WHAT TO DO
Tally the lines in the listing below that include "préparation". Answer with the count and nothing more.

RAW RECORDS
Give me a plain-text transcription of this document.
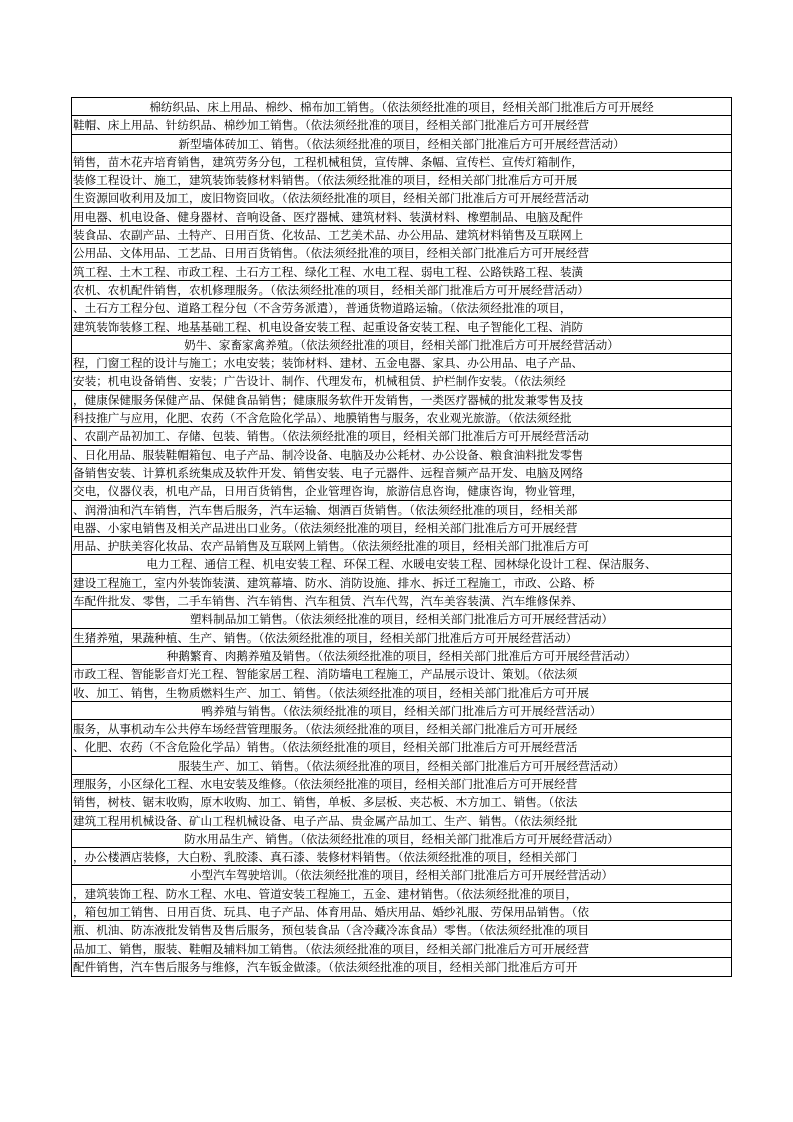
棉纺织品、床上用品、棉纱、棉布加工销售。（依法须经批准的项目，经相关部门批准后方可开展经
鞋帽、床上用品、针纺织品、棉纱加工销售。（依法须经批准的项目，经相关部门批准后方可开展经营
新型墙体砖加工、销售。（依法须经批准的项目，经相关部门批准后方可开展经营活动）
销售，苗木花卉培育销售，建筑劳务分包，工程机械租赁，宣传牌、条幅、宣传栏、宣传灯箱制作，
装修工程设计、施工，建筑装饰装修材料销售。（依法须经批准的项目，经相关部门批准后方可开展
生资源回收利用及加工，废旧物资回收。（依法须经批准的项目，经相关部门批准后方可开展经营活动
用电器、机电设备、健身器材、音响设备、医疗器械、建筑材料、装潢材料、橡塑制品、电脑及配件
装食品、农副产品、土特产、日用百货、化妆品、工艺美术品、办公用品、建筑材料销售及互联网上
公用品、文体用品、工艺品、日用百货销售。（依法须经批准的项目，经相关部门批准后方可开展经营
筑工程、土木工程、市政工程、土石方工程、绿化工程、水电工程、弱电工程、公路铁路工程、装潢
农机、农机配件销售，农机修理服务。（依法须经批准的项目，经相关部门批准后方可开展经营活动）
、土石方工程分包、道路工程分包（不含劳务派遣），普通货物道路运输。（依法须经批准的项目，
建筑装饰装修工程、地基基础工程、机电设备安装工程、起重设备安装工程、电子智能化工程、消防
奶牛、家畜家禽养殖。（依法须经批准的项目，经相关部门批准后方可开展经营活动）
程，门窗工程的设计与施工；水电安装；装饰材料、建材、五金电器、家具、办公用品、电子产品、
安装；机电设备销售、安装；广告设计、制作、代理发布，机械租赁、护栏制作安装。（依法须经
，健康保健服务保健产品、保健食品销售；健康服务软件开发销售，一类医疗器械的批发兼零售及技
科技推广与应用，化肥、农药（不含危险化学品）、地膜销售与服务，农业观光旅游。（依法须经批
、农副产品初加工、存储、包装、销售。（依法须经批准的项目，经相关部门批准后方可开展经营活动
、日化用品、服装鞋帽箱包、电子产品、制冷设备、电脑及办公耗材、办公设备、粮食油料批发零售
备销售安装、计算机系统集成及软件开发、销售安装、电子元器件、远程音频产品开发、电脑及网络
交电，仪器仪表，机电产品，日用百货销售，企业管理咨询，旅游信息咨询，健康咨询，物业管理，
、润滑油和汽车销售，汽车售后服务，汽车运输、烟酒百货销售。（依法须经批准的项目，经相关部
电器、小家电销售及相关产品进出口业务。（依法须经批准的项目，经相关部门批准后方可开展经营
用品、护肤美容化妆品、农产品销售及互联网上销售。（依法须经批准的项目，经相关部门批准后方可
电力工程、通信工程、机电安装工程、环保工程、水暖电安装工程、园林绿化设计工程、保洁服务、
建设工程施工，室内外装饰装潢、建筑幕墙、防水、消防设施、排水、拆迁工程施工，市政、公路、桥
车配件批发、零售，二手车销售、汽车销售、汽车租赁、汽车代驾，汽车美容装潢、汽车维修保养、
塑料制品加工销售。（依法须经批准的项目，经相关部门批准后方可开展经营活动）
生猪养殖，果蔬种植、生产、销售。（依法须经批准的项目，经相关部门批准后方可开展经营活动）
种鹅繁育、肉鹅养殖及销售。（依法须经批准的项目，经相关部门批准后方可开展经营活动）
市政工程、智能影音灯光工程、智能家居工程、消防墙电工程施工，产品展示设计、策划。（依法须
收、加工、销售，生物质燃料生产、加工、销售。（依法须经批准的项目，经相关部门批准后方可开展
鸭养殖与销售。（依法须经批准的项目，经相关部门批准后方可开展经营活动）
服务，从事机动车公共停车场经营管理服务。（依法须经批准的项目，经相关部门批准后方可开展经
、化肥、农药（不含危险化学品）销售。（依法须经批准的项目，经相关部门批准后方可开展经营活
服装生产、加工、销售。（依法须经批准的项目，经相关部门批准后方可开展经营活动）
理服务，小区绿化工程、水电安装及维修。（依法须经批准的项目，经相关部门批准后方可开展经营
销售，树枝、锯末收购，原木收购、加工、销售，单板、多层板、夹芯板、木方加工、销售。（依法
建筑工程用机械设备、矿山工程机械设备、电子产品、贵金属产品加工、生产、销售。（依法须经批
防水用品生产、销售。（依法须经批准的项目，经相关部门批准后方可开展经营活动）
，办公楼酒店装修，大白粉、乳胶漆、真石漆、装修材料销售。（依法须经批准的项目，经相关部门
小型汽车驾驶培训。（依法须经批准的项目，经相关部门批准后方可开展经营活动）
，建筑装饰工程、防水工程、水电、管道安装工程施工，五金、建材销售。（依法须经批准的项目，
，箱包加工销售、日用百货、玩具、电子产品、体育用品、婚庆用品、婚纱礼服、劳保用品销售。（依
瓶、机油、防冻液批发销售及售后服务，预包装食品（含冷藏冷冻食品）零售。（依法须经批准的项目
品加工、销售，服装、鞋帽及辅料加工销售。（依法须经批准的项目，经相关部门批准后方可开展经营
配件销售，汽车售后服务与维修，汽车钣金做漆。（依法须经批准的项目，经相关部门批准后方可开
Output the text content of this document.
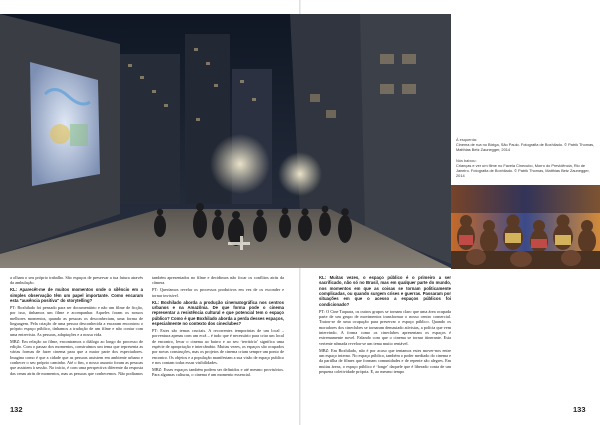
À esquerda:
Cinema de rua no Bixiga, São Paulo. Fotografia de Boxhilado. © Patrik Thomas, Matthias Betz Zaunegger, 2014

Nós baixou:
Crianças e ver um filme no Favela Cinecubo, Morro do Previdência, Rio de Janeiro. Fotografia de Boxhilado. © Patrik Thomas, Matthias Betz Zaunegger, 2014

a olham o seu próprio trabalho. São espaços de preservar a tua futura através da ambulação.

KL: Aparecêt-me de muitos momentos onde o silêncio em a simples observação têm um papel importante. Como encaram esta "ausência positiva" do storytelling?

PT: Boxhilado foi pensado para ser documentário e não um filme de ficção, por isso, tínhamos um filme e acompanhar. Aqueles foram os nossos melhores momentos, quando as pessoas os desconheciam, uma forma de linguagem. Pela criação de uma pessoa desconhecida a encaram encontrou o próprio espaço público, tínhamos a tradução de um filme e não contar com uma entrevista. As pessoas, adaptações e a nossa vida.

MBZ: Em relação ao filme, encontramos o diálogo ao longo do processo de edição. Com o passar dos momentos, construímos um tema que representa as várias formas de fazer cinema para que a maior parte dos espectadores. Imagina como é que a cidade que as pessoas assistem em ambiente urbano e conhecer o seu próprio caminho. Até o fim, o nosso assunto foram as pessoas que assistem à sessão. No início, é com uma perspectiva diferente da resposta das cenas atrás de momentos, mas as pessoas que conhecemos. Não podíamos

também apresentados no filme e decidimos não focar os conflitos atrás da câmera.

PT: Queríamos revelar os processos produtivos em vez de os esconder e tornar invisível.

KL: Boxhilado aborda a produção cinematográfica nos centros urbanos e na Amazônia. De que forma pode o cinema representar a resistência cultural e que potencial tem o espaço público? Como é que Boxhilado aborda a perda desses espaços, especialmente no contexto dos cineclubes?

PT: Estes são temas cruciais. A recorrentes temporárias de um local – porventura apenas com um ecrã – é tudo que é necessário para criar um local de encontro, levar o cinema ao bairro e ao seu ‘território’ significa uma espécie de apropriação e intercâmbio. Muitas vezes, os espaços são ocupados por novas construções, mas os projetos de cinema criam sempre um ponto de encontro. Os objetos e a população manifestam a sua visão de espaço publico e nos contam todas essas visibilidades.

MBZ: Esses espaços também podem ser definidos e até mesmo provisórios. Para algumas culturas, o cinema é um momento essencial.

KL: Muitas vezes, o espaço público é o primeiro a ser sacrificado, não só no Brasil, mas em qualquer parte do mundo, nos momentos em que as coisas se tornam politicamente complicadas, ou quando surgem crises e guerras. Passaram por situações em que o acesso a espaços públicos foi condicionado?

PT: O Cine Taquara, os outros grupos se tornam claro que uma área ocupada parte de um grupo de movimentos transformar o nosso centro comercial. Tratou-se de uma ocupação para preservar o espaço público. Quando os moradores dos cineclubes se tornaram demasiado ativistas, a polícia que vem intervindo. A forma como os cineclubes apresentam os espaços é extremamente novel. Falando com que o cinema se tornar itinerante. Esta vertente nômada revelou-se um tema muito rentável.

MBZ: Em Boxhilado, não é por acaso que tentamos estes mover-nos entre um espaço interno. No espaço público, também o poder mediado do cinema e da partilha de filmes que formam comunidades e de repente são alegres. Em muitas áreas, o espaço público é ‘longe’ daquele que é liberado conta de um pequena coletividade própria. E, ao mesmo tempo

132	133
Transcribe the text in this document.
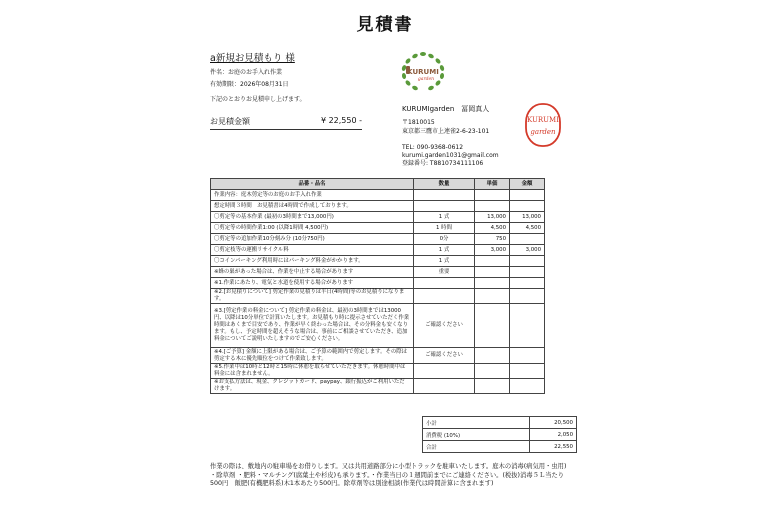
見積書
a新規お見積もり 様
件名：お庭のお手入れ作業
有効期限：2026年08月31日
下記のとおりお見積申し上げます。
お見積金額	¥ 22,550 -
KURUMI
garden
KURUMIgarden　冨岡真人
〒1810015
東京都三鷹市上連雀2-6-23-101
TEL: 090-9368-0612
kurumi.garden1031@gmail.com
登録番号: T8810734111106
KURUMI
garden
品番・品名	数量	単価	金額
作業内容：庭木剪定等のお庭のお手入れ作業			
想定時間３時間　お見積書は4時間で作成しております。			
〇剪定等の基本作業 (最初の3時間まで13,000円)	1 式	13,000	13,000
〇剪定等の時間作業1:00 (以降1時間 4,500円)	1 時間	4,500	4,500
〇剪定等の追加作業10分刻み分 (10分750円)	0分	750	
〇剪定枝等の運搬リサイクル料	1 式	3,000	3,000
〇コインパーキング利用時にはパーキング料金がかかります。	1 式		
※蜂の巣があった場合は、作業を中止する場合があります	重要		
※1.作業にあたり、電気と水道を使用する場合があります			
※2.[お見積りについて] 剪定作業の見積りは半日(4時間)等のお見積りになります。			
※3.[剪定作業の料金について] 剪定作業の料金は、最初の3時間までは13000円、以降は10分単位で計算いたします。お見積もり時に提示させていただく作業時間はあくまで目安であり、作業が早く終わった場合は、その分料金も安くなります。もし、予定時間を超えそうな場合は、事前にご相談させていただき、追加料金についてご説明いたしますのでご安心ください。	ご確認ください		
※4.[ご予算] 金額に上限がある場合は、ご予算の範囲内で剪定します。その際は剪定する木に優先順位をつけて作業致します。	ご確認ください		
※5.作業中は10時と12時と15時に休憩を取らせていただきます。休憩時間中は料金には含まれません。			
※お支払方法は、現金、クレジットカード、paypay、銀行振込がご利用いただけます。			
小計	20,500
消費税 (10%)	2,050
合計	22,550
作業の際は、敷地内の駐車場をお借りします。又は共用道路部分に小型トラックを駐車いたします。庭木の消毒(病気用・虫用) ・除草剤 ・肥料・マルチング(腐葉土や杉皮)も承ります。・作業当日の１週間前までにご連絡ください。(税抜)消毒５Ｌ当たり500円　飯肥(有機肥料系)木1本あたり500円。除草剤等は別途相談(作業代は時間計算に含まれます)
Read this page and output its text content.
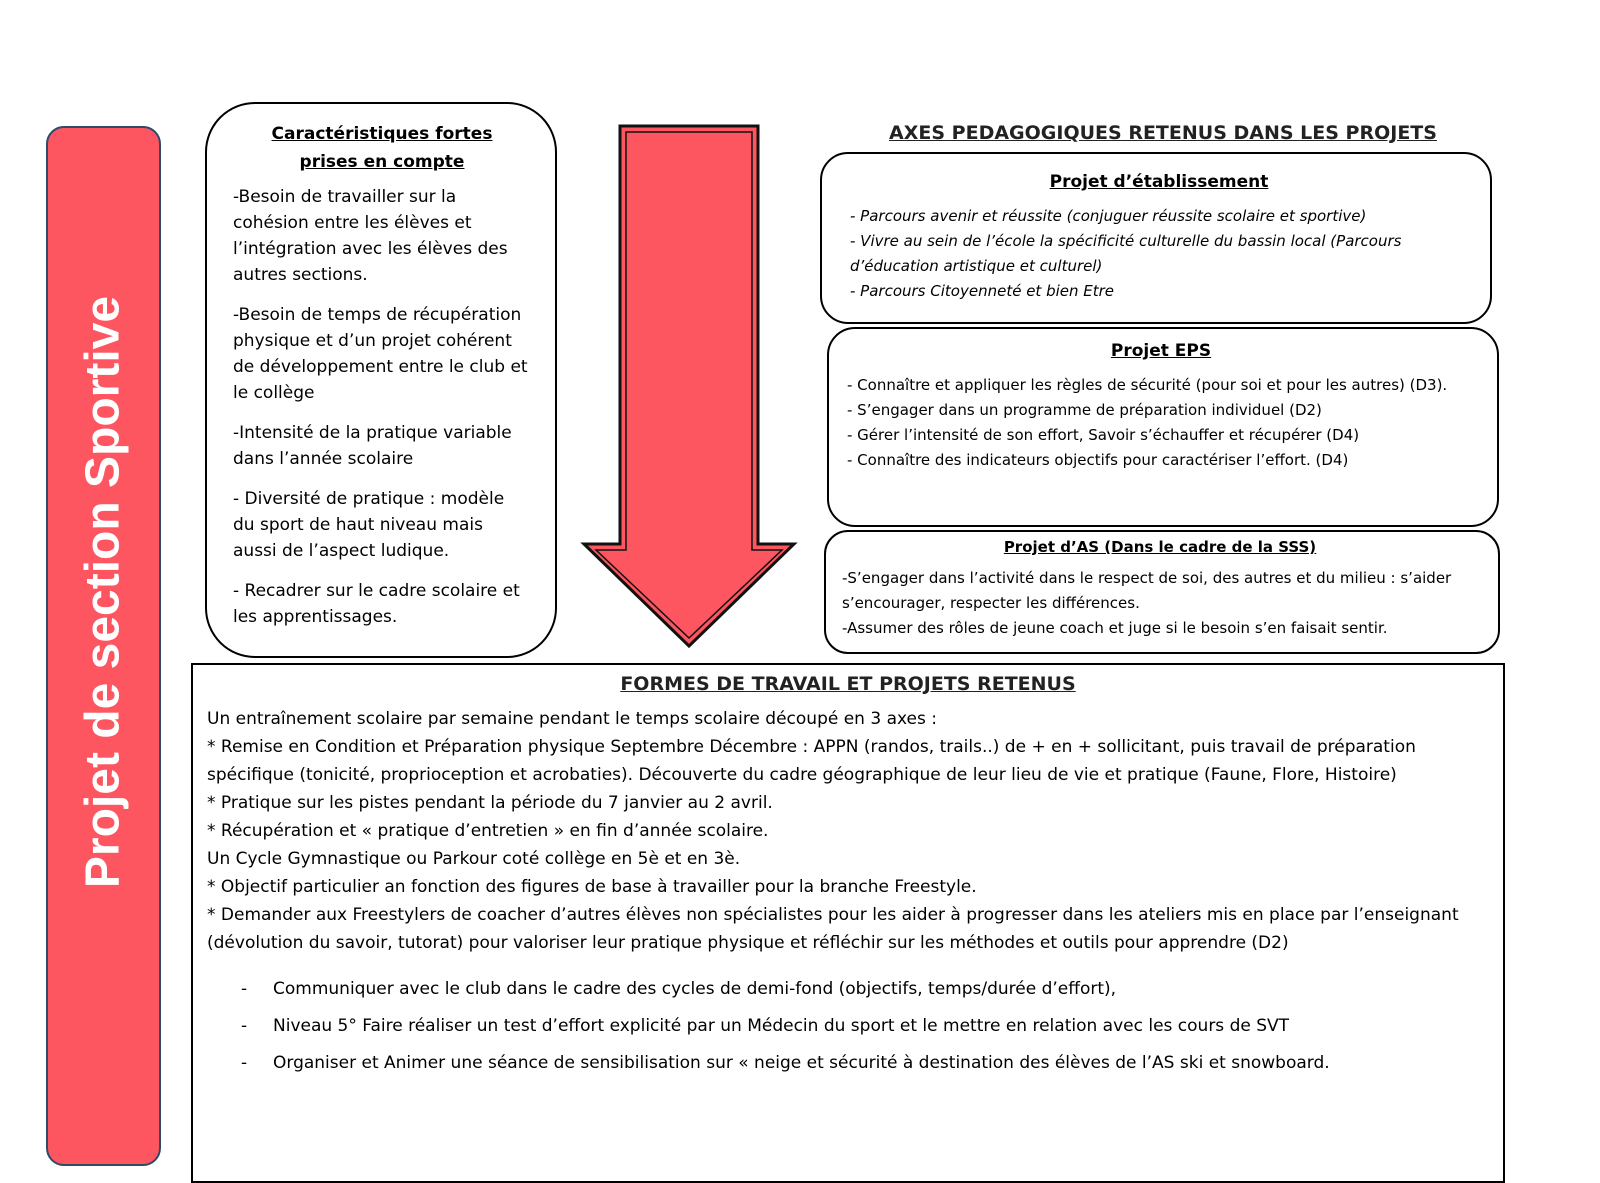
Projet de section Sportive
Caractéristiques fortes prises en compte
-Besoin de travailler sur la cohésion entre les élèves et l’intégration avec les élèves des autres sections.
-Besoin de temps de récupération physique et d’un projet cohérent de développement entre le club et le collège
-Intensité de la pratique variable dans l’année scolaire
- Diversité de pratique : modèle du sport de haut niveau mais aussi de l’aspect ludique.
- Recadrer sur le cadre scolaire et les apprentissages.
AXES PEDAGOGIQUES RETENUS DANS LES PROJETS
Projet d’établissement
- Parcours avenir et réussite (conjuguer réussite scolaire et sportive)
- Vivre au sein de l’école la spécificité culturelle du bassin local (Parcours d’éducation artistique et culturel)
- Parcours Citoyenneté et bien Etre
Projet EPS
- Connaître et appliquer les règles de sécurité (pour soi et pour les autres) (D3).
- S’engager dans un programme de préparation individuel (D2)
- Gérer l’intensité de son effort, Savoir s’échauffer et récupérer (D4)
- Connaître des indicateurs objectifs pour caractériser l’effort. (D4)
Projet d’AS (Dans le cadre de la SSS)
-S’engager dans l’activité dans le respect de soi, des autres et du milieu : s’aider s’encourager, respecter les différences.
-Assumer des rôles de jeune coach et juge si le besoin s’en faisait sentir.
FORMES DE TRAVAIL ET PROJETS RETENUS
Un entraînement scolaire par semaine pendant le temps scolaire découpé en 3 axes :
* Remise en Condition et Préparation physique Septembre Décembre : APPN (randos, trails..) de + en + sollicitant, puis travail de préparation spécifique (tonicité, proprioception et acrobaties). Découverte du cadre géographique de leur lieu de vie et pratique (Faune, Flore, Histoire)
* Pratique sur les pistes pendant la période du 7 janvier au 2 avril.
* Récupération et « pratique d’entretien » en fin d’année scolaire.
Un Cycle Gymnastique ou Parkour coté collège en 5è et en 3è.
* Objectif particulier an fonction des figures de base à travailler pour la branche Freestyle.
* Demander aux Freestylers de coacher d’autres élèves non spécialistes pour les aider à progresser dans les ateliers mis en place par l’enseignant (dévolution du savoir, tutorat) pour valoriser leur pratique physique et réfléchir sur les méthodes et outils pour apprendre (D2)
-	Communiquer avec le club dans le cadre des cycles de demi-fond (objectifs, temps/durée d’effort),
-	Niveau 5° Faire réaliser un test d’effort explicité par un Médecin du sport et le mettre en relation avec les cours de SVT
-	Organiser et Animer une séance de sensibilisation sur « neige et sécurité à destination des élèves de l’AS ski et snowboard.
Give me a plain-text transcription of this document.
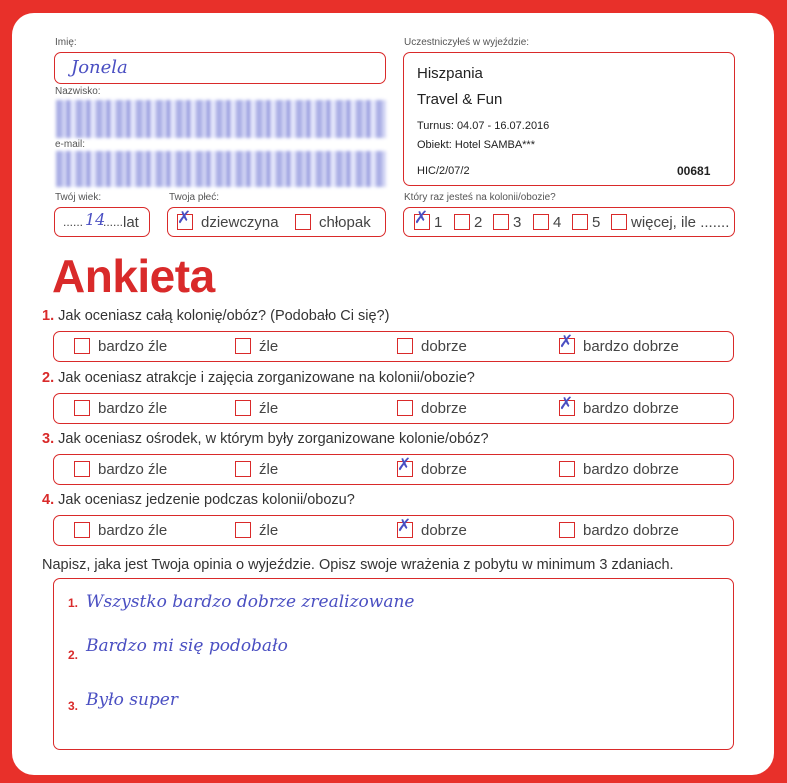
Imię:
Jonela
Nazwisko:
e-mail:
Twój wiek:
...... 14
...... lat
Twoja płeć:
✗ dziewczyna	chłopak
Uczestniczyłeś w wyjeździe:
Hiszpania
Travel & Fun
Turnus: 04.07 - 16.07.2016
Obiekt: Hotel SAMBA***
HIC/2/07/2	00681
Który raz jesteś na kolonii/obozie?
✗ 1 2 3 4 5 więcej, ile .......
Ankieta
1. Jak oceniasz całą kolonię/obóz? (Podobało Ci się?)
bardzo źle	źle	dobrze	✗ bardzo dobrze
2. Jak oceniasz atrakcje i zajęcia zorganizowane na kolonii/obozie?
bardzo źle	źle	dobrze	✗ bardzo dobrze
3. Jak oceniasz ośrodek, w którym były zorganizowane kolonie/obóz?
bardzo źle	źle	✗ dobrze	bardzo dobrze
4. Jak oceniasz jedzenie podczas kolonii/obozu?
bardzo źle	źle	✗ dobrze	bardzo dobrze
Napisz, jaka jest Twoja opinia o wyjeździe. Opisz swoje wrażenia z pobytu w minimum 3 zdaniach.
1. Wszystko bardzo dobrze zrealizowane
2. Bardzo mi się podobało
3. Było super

COMPLETED TASK
2